Begin
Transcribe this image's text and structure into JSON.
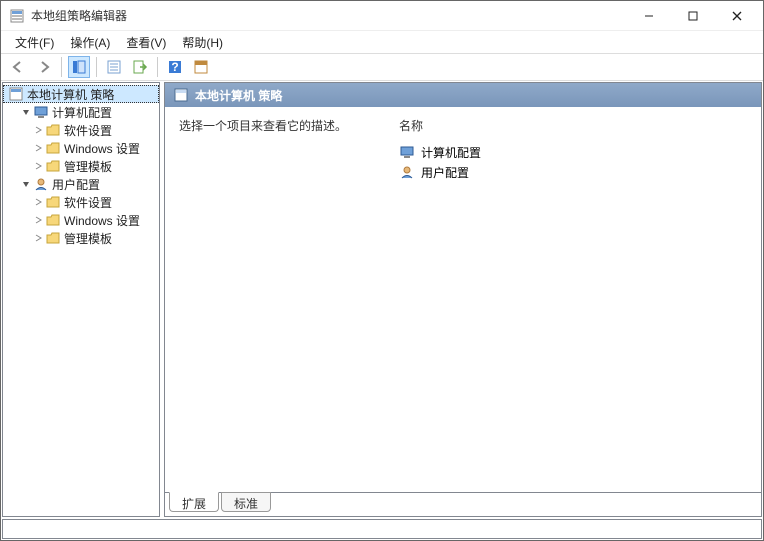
{
  "window": {
    "title": "本地组策略编辑器"
  },
  "menu": {
    "file": "文件(F)",
    "action": "操作(A)",
    "view": "查看(V)",
    "help": "帮助(H)"
  },
  "tree": {
    "root": "本地计算机 策略",
    "computer": "计算机配置",
    "c_soft": "软件设置",
    "c_win": "Windows 设置",
    "c_admin": "管理模板",
    "user": "用户配置",
    "u_soft": "软件设置",
    "u_win": "Windows 设置",
    "u_admin": "管理模板"
  },
  "detail": {
    "header": "本地计算机 策略",
    "description": "选择一个项目来查看它的描述。",
    "col_name": "名称",
    "items": {
      "comp": "计算机配置",
      "user": "用户配置"
    }
  },
  "tabs": {
    "ext": "扩展",
    "std": "标准"
  }
}
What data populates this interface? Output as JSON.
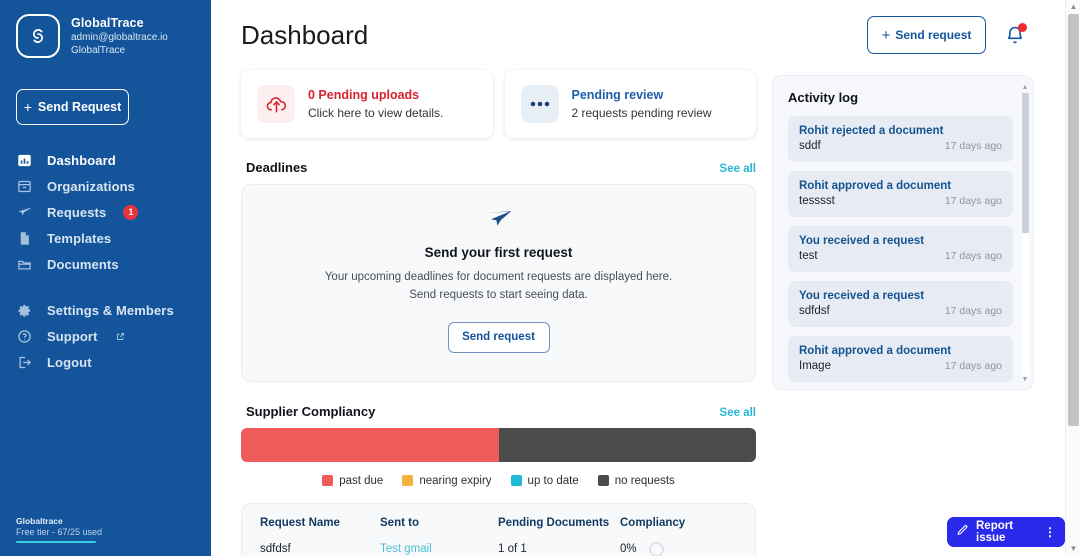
End
What is asked ▸ Scan the entries above. Copy each line that has the string "this".

Solution ▸
Transcribe this image's text and structure into JSON.
What data populates this interface? Output as JSON.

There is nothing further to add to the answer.